• _SET PROBLEM_
Provide a single number: the count of lines containing the string "marker".

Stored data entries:
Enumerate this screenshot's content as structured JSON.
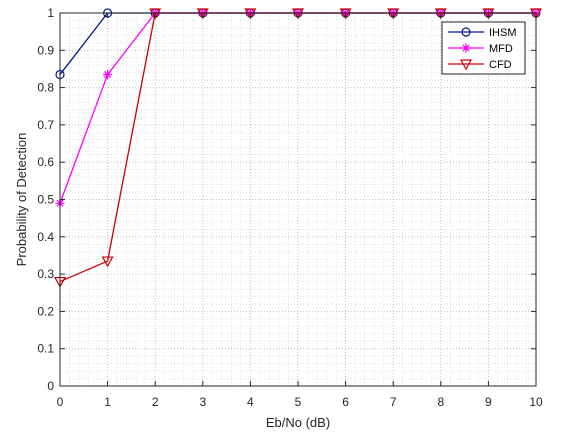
{
  "chart_data": {
    "type": "line",
    "title": "",
    "xlabel": "Eb/No (dB)",
    "ylabel": "Probability of Detection",
    "x": [
      0,
      1,
      2,
      3,
      4,
      5,
      6,
      7,
      8,
      9,
      10
    ],
    "xlim": [
      0,
      10
    ],
    "ylim": [
      0,
      1
    ],
    "xticks": [
      0,
      1,
      2,
      3,
      4,
      5,
      6,
      7,
      8,
      9,
      10
    ],
    "yticks": [
      0,
      0.1,
      0.2,
      0.3,
      0.4,
      0.5,
      0.6,
      0.7,
      0.8,
      0.9,
      1
    ],
    "ytick_labels": [
      "0",
      "0.1",
      "0.2",
      "0.3",
      "0.4",
      "0.5",
      "0.6",
      "0.7",
      "0.8",
      "0.9",
      "1"
    ],
    "grid": true,
    "minor_grid": true,
    "legend_position": "top-right",
    "series": [
      {
        "name": "IHSM",
        "color": "#00188c",
        "marker": "circle",
        "values": [
          0.835,
          1,
          1,
          1,
          1,
          1,
          1,
          1,
          1,
          1,
          1
        ]
      },
      {
        "name": "MFD",
        "color": "#ff00ff",
        "marker": "asterisk",
        "values": [
          0.49,
          0.835,
          1,
          1,
          1,
          1,
          1,
          1,
          1,
          1,
          1
        ]
      },
      {
        "name": "CFD",
        "color": "#cc0000",
        "marker": "triangle-down",
        "values": [
          0.28,
          0.335,
          1,
          1,
          1,
          1,
          1,
          1,
          1,
          1,
          1
        ]
      }
    ]
  }
}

• _ANSWER TO THE TASK_
3